**Task material**
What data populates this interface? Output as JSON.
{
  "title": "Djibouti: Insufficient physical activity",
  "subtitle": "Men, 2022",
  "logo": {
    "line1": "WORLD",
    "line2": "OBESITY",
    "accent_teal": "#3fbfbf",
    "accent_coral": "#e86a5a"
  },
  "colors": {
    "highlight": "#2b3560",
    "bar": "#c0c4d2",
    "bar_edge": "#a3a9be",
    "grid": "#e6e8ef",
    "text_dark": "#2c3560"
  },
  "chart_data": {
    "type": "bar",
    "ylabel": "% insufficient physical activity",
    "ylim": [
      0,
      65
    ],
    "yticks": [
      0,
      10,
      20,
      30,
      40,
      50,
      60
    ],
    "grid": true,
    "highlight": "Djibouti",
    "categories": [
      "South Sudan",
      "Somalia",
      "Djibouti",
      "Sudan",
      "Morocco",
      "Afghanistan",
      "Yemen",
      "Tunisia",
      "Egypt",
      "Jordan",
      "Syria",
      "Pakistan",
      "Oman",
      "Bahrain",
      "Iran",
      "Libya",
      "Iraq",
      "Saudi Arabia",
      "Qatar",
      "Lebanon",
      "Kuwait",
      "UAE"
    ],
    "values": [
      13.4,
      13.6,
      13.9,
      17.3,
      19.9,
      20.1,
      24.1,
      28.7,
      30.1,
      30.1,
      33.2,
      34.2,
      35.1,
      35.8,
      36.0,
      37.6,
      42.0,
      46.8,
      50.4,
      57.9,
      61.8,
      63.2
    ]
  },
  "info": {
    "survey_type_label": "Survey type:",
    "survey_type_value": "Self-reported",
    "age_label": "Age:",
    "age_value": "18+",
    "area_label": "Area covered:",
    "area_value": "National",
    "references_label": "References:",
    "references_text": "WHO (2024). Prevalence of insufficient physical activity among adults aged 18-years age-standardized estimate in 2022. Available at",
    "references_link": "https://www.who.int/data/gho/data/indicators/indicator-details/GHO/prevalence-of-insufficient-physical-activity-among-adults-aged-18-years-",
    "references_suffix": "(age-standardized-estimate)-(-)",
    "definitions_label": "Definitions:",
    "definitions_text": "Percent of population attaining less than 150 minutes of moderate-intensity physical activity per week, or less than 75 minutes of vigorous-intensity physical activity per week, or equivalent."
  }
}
--
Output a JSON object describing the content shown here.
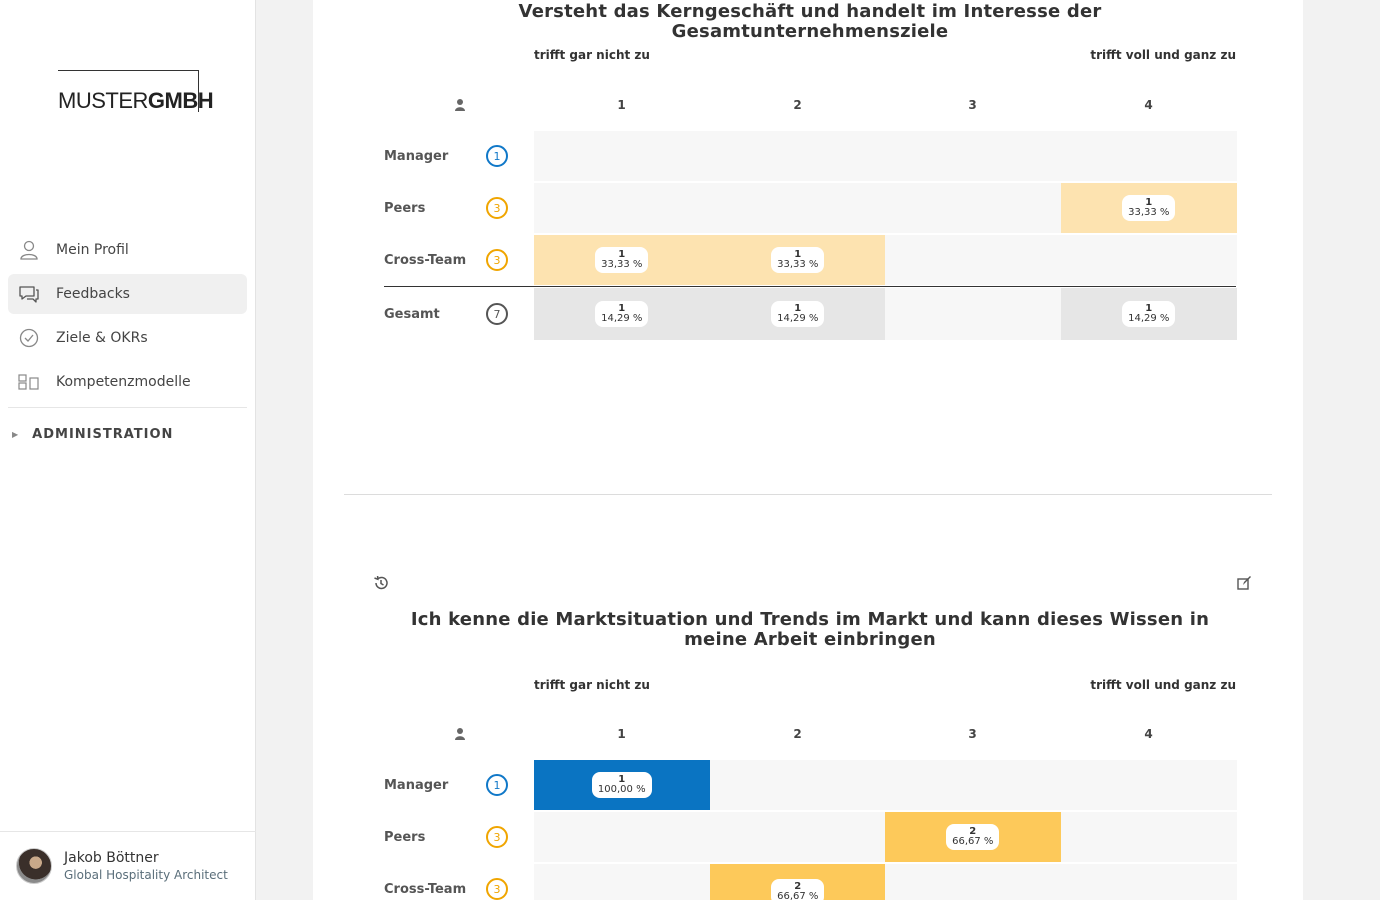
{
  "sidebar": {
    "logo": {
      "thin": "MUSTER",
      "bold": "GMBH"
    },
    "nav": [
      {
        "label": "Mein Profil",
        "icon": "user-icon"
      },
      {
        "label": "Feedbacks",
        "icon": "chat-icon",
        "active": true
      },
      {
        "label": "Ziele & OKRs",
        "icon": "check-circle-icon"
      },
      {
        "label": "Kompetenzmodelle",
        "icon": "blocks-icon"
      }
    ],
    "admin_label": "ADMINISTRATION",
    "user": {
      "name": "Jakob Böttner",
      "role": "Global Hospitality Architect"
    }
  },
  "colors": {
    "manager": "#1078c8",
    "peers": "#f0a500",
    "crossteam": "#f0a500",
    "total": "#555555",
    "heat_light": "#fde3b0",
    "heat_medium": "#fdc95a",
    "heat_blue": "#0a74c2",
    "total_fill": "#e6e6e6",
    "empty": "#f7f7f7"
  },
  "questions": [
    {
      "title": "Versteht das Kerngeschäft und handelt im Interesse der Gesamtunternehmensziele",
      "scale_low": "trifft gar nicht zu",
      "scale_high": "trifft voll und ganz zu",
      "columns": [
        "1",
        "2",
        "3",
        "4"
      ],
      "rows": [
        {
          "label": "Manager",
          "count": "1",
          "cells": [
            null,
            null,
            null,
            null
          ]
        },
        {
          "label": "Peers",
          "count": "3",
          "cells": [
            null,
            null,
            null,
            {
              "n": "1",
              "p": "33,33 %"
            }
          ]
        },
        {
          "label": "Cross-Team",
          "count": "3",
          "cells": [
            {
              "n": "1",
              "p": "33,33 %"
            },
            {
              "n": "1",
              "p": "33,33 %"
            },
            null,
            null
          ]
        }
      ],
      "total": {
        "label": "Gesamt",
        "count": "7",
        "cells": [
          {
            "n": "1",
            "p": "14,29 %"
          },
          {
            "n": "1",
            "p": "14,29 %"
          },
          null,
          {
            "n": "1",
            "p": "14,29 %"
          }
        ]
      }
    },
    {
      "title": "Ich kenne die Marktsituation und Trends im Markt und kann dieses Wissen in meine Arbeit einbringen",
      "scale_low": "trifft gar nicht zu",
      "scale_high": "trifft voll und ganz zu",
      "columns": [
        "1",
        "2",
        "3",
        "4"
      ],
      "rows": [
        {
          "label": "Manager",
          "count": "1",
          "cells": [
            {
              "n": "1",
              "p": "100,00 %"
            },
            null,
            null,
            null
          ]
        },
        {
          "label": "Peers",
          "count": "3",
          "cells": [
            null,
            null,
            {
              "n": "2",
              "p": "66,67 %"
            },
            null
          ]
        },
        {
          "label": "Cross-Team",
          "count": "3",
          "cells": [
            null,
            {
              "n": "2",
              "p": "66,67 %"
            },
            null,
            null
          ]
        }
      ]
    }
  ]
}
--
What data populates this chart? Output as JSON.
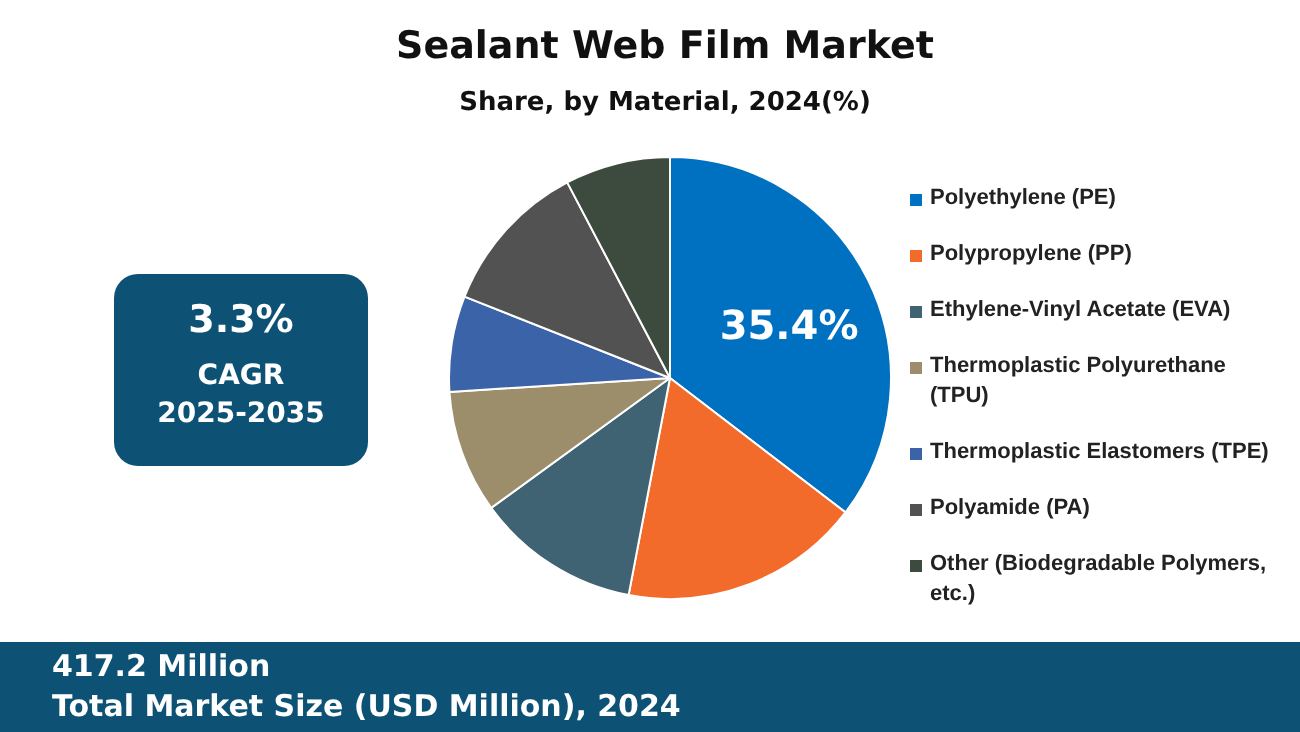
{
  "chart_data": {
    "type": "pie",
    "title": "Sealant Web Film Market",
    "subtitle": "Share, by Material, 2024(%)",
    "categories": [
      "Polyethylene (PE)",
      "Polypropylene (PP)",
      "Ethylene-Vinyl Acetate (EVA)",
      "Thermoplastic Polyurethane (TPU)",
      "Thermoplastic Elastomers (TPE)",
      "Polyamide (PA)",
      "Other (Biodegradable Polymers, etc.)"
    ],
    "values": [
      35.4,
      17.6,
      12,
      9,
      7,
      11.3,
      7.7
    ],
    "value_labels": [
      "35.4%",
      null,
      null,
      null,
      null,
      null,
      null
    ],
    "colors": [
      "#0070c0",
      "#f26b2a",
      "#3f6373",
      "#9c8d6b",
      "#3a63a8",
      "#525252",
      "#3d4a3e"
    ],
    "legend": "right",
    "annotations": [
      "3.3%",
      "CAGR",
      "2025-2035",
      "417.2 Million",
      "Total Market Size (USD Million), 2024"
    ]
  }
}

**Problem to work on**
Identify the lines of the data that contain the word "this". Copy each of them.

**Written response**
What data populates this interface? Output as JSON.
What data populates this chart? Output as JSON.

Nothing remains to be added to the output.